TO BE DONE.
Find every line in the records below that holds the word "связи" and copy it.

[Collected data entries]
┏━━

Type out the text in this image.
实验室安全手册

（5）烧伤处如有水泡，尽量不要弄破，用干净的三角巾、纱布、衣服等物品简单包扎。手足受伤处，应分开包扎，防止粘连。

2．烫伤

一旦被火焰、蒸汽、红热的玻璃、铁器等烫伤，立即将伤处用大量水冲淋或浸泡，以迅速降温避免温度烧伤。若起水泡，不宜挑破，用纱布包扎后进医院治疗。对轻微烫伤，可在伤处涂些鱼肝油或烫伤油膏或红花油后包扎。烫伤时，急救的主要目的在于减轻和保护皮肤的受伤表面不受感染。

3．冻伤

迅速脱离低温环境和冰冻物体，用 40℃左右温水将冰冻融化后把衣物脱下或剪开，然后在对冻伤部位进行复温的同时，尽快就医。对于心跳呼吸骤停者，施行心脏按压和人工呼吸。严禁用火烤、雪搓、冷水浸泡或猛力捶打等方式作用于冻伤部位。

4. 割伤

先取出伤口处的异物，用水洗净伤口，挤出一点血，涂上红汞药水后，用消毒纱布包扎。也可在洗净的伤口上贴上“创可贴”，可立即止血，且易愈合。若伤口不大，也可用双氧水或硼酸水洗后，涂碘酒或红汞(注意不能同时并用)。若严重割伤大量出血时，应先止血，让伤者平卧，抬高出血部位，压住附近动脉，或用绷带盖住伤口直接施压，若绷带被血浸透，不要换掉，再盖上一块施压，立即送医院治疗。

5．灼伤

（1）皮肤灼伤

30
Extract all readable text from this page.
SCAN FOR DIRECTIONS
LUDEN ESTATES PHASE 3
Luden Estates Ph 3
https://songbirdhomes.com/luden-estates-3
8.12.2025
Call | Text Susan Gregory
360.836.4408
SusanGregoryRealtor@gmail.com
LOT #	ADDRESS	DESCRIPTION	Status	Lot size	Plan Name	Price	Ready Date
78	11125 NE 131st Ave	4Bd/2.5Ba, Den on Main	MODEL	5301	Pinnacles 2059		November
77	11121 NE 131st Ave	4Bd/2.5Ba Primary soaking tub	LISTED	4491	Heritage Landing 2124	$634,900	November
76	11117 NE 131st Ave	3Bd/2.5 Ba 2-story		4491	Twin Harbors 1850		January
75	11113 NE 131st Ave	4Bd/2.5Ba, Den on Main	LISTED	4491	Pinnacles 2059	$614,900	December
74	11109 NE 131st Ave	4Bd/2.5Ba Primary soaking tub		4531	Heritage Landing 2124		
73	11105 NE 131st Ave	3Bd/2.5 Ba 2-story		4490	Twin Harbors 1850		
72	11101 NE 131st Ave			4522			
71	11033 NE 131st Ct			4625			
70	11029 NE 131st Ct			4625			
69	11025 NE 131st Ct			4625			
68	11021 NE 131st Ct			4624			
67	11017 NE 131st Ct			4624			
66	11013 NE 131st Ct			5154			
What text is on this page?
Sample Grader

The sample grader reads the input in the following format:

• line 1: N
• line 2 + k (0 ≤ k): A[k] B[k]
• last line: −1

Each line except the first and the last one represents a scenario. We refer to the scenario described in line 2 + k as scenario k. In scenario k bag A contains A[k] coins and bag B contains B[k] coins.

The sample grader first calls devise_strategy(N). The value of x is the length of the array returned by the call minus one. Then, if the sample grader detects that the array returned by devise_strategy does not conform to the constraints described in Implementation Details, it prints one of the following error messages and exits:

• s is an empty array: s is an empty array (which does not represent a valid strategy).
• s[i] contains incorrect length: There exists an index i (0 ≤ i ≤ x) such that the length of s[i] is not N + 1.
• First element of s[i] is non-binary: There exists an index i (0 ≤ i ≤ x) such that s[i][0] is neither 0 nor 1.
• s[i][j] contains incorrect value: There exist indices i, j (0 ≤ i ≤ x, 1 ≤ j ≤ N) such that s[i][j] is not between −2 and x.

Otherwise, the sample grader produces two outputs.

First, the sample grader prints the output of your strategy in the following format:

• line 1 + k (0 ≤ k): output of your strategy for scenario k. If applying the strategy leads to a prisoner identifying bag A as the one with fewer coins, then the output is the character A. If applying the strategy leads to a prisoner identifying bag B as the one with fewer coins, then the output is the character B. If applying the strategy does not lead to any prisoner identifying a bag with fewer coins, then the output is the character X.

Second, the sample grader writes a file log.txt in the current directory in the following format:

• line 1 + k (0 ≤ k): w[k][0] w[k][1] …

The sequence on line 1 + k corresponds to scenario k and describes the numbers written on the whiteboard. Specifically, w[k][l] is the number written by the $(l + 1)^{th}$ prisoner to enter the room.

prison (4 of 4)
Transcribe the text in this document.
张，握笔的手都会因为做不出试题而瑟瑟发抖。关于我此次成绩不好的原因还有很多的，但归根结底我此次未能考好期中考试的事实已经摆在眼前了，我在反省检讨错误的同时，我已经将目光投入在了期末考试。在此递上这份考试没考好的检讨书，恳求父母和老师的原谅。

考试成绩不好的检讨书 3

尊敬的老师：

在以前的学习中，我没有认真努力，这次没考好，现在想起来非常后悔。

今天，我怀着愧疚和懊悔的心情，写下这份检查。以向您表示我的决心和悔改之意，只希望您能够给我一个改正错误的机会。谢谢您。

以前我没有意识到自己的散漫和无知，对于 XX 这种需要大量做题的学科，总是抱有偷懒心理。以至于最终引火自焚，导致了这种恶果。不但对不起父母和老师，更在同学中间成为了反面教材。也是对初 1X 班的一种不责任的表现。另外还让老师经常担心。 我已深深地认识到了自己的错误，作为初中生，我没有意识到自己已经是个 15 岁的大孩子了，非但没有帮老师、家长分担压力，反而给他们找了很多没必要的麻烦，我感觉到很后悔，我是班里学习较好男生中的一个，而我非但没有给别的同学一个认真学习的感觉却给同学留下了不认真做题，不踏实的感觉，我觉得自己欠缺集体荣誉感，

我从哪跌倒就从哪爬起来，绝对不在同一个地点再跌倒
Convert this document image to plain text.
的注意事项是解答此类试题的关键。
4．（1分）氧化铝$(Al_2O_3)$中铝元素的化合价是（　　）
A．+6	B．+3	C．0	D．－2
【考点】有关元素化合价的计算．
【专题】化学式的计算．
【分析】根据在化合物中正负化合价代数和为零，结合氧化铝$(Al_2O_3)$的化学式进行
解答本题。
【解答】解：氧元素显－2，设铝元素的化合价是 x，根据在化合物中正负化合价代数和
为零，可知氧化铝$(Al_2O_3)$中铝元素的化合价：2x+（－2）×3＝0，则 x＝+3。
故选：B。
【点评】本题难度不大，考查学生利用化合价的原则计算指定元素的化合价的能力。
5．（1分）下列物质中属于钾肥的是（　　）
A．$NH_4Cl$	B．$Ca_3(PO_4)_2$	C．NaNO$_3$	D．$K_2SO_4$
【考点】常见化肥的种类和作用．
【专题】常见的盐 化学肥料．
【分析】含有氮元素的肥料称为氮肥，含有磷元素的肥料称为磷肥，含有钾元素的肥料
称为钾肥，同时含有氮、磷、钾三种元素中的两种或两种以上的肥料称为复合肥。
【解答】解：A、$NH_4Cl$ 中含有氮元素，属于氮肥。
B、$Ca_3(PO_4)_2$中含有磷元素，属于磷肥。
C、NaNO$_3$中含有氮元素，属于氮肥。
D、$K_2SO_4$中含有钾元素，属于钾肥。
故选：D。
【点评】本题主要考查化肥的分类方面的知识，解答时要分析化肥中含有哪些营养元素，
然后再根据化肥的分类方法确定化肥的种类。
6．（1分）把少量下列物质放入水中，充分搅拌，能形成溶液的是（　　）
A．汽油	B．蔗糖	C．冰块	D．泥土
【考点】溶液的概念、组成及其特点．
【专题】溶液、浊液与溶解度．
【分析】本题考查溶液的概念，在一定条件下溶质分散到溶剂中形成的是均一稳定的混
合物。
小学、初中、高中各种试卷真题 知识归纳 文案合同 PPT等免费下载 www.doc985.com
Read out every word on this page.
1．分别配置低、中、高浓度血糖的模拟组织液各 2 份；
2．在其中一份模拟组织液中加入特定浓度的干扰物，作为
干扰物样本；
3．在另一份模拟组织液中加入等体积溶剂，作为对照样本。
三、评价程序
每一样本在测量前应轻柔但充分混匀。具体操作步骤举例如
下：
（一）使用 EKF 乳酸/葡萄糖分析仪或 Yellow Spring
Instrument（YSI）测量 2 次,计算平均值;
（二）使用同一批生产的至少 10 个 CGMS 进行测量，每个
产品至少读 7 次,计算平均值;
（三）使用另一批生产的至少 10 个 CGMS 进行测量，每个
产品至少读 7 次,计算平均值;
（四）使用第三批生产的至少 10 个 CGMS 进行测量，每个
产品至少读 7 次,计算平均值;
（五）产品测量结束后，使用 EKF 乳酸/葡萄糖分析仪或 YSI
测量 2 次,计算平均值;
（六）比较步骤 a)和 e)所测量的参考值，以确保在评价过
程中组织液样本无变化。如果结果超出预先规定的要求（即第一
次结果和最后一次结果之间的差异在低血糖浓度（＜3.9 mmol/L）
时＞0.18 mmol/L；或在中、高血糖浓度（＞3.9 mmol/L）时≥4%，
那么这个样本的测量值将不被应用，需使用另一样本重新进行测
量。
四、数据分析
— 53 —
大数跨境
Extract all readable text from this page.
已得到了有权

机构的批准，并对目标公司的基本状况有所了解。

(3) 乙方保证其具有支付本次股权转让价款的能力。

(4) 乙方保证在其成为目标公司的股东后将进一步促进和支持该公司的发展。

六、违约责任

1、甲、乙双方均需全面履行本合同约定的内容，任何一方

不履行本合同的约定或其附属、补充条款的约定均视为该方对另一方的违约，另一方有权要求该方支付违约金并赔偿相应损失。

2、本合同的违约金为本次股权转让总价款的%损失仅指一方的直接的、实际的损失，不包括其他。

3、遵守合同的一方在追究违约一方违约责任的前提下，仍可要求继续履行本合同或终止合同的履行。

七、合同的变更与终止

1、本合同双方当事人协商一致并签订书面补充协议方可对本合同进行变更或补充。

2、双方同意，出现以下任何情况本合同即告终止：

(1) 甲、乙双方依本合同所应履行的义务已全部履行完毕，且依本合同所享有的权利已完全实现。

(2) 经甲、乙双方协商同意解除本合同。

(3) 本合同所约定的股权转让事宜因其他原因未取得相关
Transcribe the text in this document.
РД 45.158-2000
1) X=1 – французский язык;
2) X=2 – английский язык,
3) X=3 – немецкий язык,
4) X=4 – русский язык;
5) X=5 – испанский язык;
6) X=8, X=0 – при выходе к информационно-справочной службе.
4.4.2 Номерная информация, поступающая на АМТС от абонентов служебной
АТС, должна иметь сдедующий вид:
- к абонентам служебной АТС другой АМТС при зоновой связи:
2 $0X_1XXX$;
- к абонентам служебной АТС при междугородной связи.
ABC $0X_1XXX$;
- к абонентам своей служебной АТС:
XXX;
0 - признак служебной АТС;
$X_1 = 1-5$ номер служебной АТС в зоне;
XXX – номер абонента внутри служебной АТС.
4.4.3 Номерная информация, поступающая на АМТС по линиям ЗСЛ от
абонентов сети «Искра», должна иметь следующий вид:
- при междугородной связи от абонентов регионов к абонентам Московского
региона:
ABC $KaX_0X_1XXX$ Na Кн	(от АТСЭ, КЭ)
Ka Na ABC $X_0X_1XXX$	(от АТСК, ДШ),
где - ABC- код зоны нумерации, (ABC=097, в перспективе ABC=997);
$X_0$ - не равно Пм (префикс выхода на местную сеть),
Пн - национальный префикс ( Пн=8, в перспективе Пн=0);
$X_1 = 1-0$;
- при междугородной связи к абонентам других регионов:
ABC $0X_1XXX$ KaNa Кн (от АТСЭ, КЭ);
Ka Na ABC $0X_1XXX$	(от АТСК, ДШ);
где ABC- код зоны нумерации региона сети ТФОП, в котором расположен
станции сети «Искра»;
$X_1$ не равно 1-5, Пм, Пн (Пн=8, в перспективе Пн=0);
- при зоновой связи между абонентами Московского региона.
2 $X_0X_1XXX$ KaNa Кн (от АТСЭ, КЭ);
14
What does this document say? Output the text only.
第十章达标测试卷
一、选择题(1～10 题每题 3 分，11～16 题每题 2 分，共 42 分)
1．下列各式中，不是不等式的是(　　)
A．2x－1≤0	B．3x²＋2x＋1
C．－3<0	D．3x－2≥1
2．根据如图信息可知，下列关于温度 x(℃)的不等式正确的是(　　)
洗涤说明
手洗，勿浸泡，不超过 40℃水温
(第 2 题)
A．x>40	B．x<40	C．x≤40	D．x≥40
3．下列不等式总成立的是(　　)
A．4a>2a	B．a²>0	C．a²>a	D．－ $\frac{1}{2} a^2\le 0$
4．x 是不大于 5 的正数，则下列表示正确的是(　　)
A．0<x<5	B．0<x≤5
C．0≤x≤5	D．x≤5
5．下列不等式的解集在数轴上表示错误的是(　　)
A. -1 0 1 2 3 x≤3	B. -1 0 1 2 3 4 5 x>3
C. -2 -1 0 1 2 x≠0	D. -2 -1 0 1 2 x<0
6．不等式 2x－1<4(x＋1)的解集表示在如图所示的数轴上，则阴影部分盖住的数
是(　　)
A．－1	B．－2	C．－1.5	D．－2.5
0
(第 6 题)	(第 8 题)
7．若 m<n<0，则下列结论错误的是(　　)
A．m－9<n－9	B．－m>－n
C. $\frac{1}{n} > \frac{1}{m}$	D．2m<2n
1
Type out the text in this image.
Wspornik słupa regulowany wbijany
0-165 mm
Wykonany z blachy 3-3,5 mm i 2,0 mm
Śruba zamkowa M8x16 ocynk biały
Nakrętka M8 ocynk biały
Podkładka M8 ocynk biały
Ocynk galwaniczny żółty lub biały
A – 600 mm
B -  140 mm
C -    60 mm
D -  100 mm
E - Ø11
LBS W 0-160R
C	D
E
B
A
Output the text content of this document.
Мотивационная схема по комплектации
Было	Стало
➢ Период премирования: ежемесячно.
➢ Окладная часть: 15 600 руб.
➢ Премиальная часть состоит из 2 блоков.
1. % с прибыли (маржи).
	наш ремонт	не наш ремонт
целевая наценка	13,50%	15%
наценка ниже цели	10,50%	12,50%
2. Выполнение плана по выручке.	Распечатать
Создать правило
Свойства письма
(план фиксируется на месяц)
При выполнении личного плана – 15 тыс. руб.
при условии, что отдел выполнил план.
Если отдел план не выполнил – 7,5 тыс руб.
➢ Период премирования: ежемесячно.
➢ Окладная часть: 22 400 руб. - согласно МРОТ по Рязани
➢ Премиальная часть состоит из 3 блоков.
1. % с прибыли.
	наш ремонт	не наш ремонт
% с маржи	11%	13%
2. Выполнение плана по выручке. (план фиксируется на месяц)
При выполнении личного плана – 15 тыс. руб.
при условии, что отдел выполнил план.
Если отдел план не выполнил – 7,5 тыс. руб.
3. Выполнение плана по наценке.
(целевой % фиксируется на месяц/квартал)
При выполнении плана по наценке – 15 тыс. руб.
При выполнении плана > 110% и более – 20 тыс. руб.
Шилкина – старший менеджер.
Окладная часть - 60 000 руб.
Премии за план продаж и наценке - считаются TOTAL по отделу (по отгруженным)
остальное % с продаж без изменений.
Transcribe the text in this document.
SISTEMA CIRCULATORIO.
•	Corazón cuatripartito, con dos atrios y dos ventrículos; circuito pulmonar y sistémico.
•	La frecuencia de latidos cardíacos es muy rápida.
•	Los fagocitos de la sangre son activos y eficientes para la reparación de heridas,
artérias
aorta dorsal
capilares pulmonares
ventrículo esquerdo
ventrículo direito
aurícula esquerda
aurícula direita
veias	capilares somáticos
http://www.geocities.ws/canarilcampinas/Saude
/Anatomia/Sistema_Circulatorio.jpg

┗━━

SOLUTION.
- к абонентам служебной АТС другой АМТС при зоновой связи:
- к абонентам служебной АТС при междугородной связи.
- при междугородной связи от абонентов регионов к абонентам Московского
- при междугородной связи к абонентам других регионов:
- при зоновой связи между абонентами Московского региона.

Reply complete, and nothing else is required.